* To be done: Exactly transcribe the span of lines from the one containing "Read out every word on this page." through the final line of the entries, inclusive, and nothing outside it. Exclude the pictures.
— Begin Data in this exercise —
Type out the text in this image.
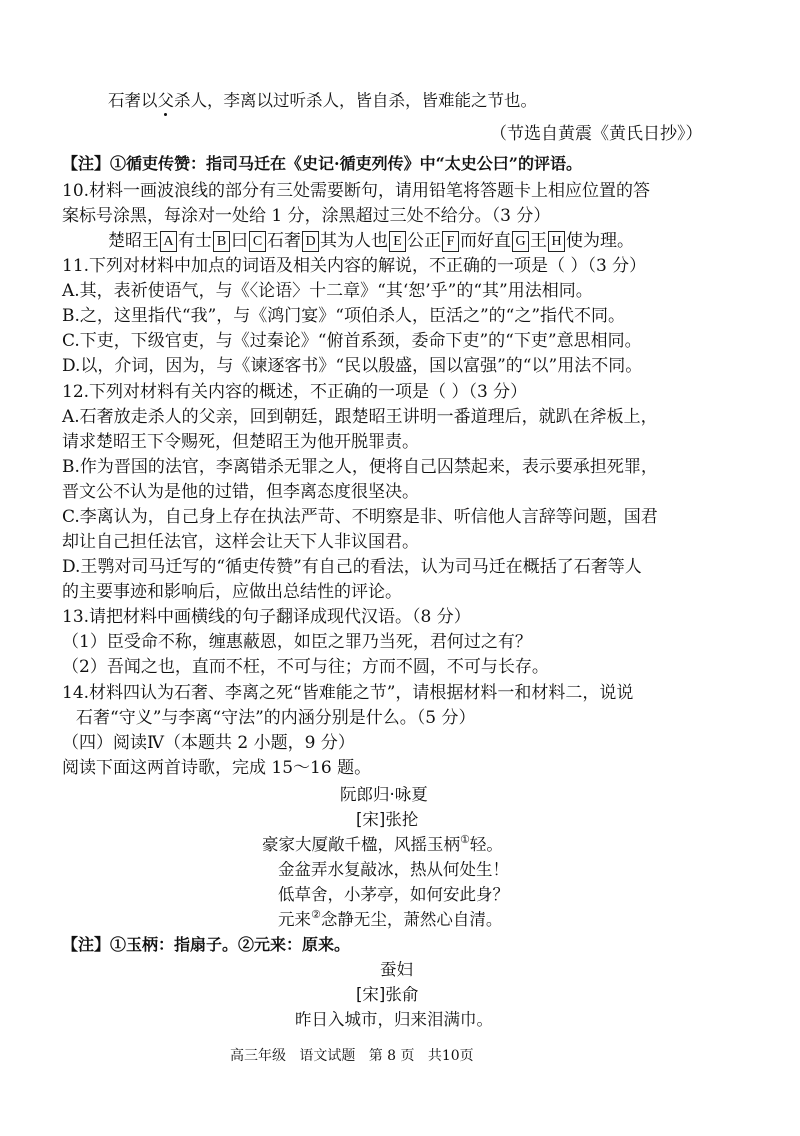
石奢以父杀人，李离以过听杀人，皆自杀，皆难能之节也。
（节选自黄震《黄氏日抄》）
【注】①循吏传赞：指司马迁在《史记·循吏列传》中“太史公曰”的评语。
10.材料一画波浪线的部分有三处需要断句，请用铅笔将答题卡上相应位置的答
案标号涂黑，每涂对一处给 1 分，涂黑超过三处不给分。（3 分）
楚昭王 A 有士 B 曰 C 石奢 D 其为人也 E 公正 F 而好直 G 王 H 使为理。
11.下列对材料中加点的词语及相关内容的解说，不正确的一项是（ ）（3 分）
A.其，表祈使语气，与《〈论语〉十二章》“其‘恕’乎”的“其”用法相同。
B.之，这里指代“我”，与《鸿门宴》“项伯杀人，臣活之”的“之”指代不同。
C.下吏，下级官吏，与《过秦论》“俯首系颈，委命下吏”的“下吏”意思相同。
D.以，介词，因为，与《谏逐客书》“民以殷盛，国以富强”的“以”用法不同。
12.下列对材料有关内容的概述，不正确的一项是（ ）（3 分）
A.石奢放走杀人的父亲，回到朝廷，跟楚昭王讲明一番道理后，就趴在斧板上，
请求楚昭王下令赐死，但楚昭王为他开脱罪责。
B.作为晋国的法官，李离错杀无罪之人，便将自己囚禁起来，表示要承担死罪，
晋文公不认为是他的过错，但李离态度很坚决。
C.李离认为，自己身上存在执法严苛、不明察是非、听信他人言辞等问题，国君
却让自己担任法官，这样会让天下人非议国君。
D.王鹗对司马迁写的“循吏传赞”有自己的看法，认为司马迁在概括了石奢等人
的主要事迹和影响后，应做出总结性的评论。
13.请把材料中画横线的句子翻译成现代汉语。（8 分）
（1）臣受命不称，缠惠蔽恩，如臣之罪乃当死，君何过之有？
（2）吾闻之也，直而不枉，不可与往；方而不圆，不可与长存。
14.材料四认为石奢、李离之死“皆难能之节”，请根据材料一和材料二，说说
石奢“守义”与李离“守法”的内涵分别是什么。（5 分）
（四）阅读Ⅳ（本题共 2 小题，9 分）
阅读下面这两首诗歌，完成 15～16 题。
阮郎归·咏夏
[宋]张抡
豪家大厦敞千楹，风摇玉柄①轻。
金盆弄水复敲冰，热从何处生！
低草舍，小茅亭，如何安此身？
元来②念静无尘，萧然心自清。
【注】①玉柄：指扇子。②元来：原来。
蚕妇
[宋]张俞
昨日入城市，归来泪满巾。
高三年级   语文试题   第 8 页   共10页
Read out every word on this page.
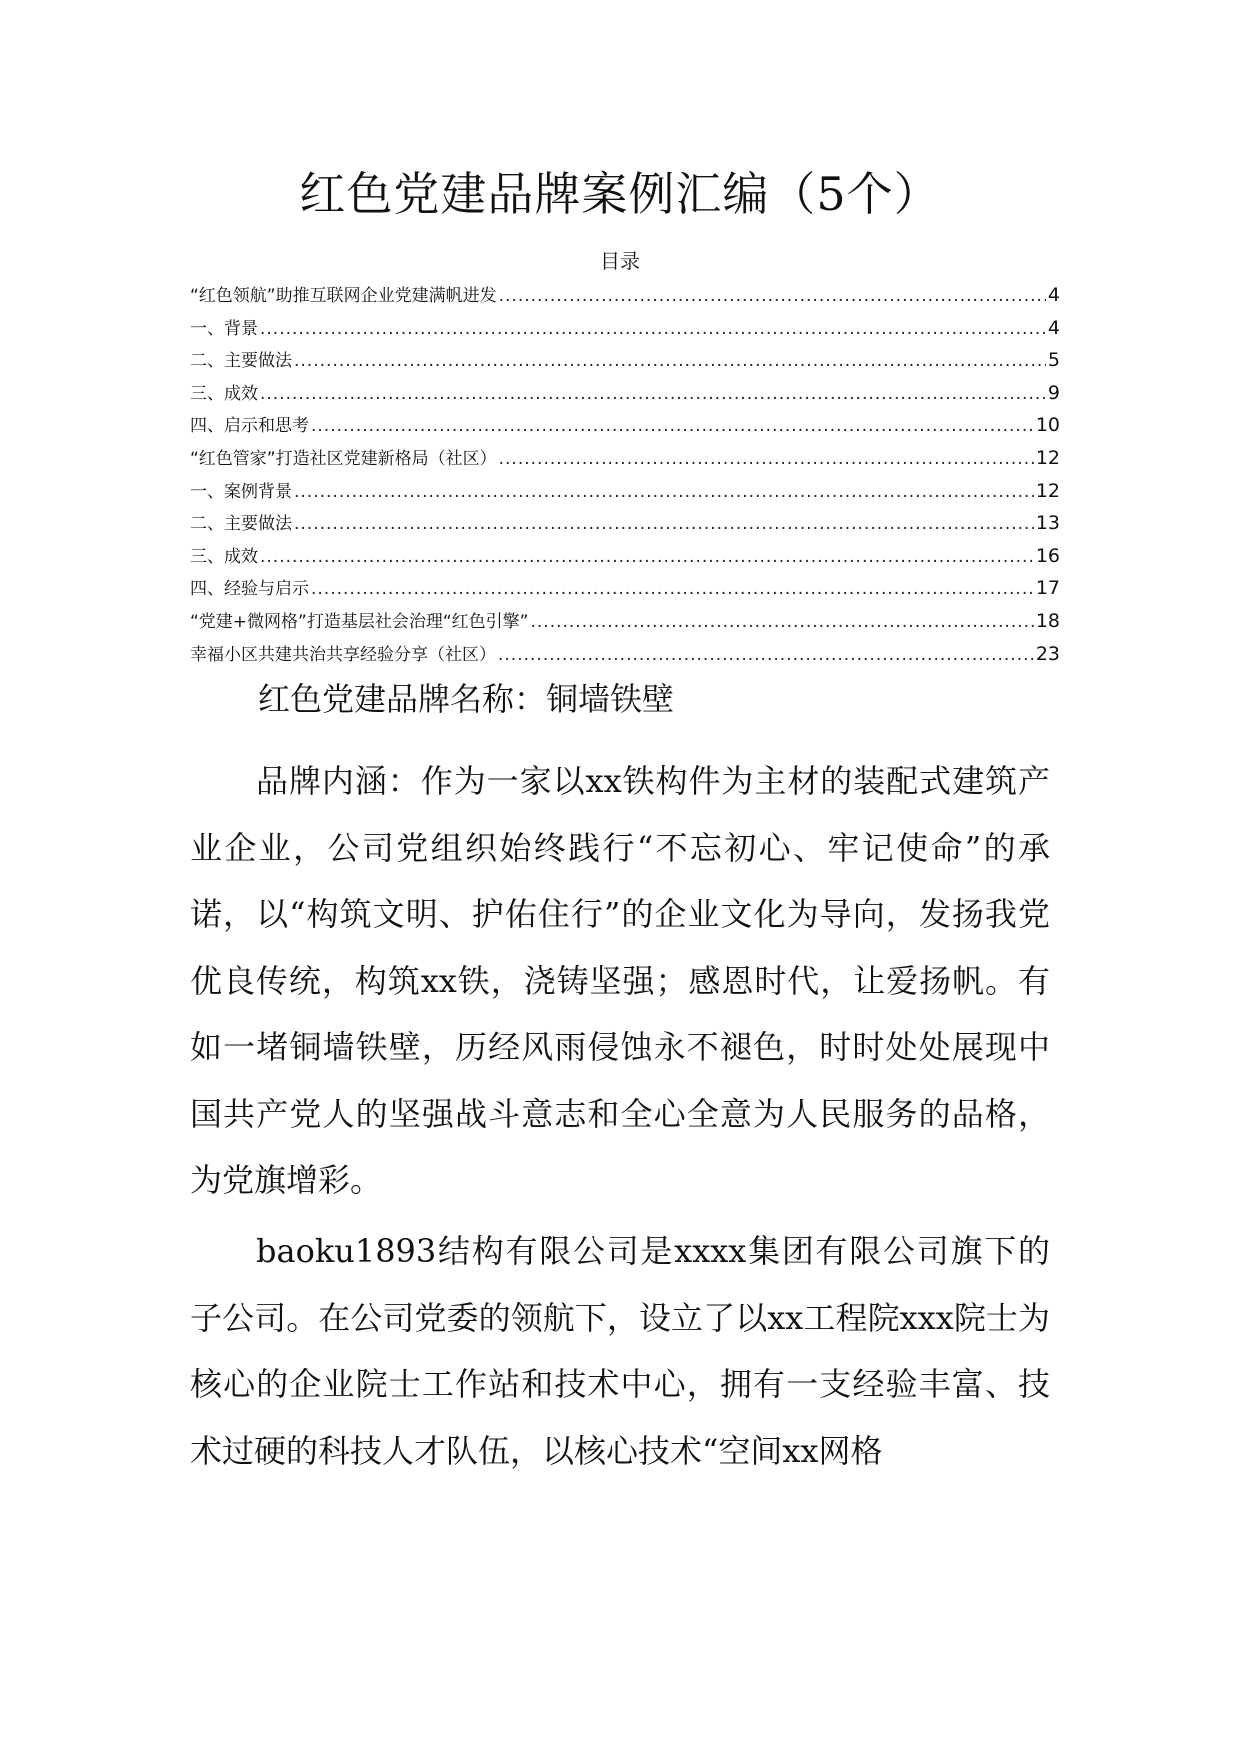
红色党建品牌案例汇编（5个）
目录
“红色领航”助推互联网企业党建满帆进发 .....	4
一、背景 .....	4
二、主要做法 .....	5
三、成效 .....	9
四、启示和思考 .....	10
“红色管家”打造社区党建新格局（社区） .....	12
一、案例背景 .....	12
二、主要做法 .....	13
三、成效 .....	16
四、经验与启示 .....	17
“党建+微网格”打造基层社会治理“红色引擎” .....	18
幸福小区共建共治共享经验分享（社区） .....	23
红色党建品牌名称：铜墙铁壁

品牌内涵：作为一家以xx铁构件为主材的装配式建筑产业企业，公司党组织始终践行“不忘初心、牢记使命”的承诺，以“构筑文明、护佑住行”的企业文化为导向，发扬我党优良传统，构筑xx铁，浇铸坚强；感恩时代，让爱扬帆。有如一堵铜墙铁壁，历经风雨侵蚀永不褪色，时时处处展现中国共产党人的坚强战斗意志和全心全意为人民服务的品格，为党旗增彩。

baoku1893结构有限公司是xxxx集团有限公司旗下的子公司。在公司党委的领航下，设立了以xx工程院xxx院士为核心的企业院士工作站和技术中心，拥有一支经验丰富、技术过硬的科技人才队伍，以核心技术“空间xx网格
— End Data in this exercise —
* Answer to this problem:
Read out every word on this page.
红色党建品牌案例汇编（5个）
目录
“红色领航”助推互联网企业党建满帆进发 .....	4
一、背景 .....	4
二、主要做法 .....	5
三、成效 .....	9
四、启示和思考 .....	10
“红色管家”打造社区党建新格局（社区） .....	12
一、案例背景 .....	12
二、主要做法 .....	13
三、成效 .....	16
四、经验与启示 .....	17
“党建+微网格”打造基层社会治理“红色引擎” .....	18
幸福小区共建共治共享经验分享（社区） .....	23
红色党建品牌名称：铜墙铁壁

品牌内涵：作为一家以xx铁构件为主材的装配式建筑产业企业，公司党组织始终践行“不忘初心、牢记使命”的承诺，以“构筑文明、护佑住行”的企业文化为导向，发扬我党优良传统，构筑xx铁，浇铸坚强；感恩时代，让爱扬帆。有如一堵铜墙铁壁，历经风雨侵蚀永不褪色，时时处处展现中国共产党人的坚强战斗意志和全心全意为人民服务的品格，为党旗增彩。

baoku1893结构有限公司是xxxx集团有限公司旗下的子公司。在公司党委的领航下，设立了以xx工程院xxx院士为核心的企业院士工作站和技术中心，拥有一支经验丰富、技术过硬的科技人才队伍，以核心技术“空间xx网格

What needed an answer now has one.